▶ What you should do:
Below are some records; reproduce every one of them exactly.

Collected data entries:
'''
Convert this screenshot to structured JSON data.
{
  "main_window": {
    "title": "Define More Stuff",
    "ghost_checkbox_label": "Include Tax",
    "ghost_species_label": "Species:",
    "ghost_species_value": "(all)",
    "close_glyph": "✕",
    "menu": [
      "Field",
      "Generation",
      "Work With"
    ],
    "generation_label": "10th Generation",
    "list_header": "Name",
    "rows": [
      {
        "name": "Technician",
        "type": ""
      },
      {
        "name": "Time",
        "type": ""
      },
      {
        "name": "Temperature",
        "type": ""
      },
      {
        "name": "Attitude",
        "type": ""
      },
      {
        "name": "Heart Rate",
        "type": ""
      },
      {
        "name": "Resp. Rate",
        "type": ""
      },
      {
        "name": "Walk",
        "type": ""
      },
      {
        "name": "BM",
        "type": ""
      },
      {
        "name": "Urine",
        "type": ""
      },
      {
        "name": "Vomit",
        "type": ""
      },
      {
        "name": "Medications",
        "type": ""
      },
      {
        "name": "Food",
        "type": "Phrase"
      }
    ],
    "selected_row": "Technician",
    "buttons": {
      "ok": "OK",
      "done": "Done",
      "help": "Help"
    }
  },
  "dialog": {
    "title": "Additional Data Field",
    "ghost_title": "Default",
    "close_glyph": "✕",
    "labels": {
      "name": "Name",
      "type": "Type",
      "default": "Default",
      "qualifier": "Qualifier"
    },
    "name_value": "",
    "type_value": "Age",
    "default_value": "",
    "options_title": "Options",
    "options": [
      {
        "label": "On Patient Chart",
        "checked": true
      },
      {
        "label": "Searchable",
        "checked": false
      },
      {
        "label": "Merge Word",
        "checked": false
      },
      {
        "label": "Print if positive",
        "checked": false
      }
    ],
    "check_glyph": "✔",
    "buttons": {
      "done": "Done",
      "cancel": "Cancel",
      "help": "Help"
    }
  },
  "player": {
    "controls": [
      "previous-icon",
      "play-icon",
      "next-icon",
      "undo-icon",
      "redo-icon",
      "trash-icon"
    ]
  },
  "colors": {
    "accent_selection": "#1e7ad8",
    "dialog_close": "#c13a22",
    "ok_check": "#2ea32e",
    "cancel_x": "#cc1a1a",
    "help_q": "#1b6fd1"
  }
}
'''
▶ Final answer:
Convert this screenshot to structured JSON data.
{
  "main_window": {
    "title": "Define More Stuff",
    "ghost_checkbox_label": "Include Tax",
    "ghost_species_label": "Species:",
    "ghost_species_value": "(all)",
    "close_glyph": "✕",
    "menu": [
      "Field",
      "Generation",
      "Work With"
    ],
    "generation_label": "10th Generation",
    "list_header": "Name",
    "rows": [
      {
        "name": "Technician",
        "type": ""
      },
      {
        "name": "Time",
        "type": ""
      },
      {
        "name": "Temperature",
        "type": ""
      },
      {
        "name": "Attitude",
        "type": ""
      },
      {
        "name": "Heart Rate",
        "type": ""
      },
      {
        "name": "Resp. Rate",
        "type": ""
      },
      {
        "name": "Walk",
        "type": ""
      },
      {
        "name": "BM",
        "type": ""
      },
      {
        "name": "Urine",
        "type": ""
      },
      {
        "name": "Vomit",
        "type": ""
      },
      {
        "name": "Medications",
        "type": ""
      },
      {
        "name": "Food",
        "type": "Phrase"
      }
    ],
    "selected_row": "Technician",
    "buttons": {
      "ok": "OK",
      "done": "Done",
      "help": "Help"
    }
  },
  "dialog": {
    "title": "Additional Data Field",
    "ghost_title": "Default",
    "close_glyph": "✕",
    "labels": {
      "name": "Name",
      "type": "Type",
      "default": "Default",
      "qualifier": "Qualifier"
    },
    "name_value": "",
    "type_value": "Age",
    "default_value": "",
    "options_title": "Options",
    "options": [
      {
        "label": "On Patient Chart",
        "checked": true
      },
      {
        "label": "Searchable",
        "checked": false
      },
      {
        "label": "Merge Word",
        "checked": false
      },
      {
        "label": "Print if positive",
        "checked": false
      }
    ],
    "check_glyph": "✔",
    "buttons": {
      "done": "Done",
      "cancel": "Cancel",
      "help": "Help"
    }
  },
  "player": {
    "controls": [
      "previous-icon",
      "play-icon",
      "next-icon",
      "undo-icon",
      "redo-icon",
      "trash-icon"
    ]
  },
  "colors": {
    "accent_selection": "#1e7ad8",
    "dialog_close": "#c13a22",
    "ok_check": "#2ea32e",
    "cancel_x": "#cc1a1a",
    "help_q": "#1b6fd1"
  }
}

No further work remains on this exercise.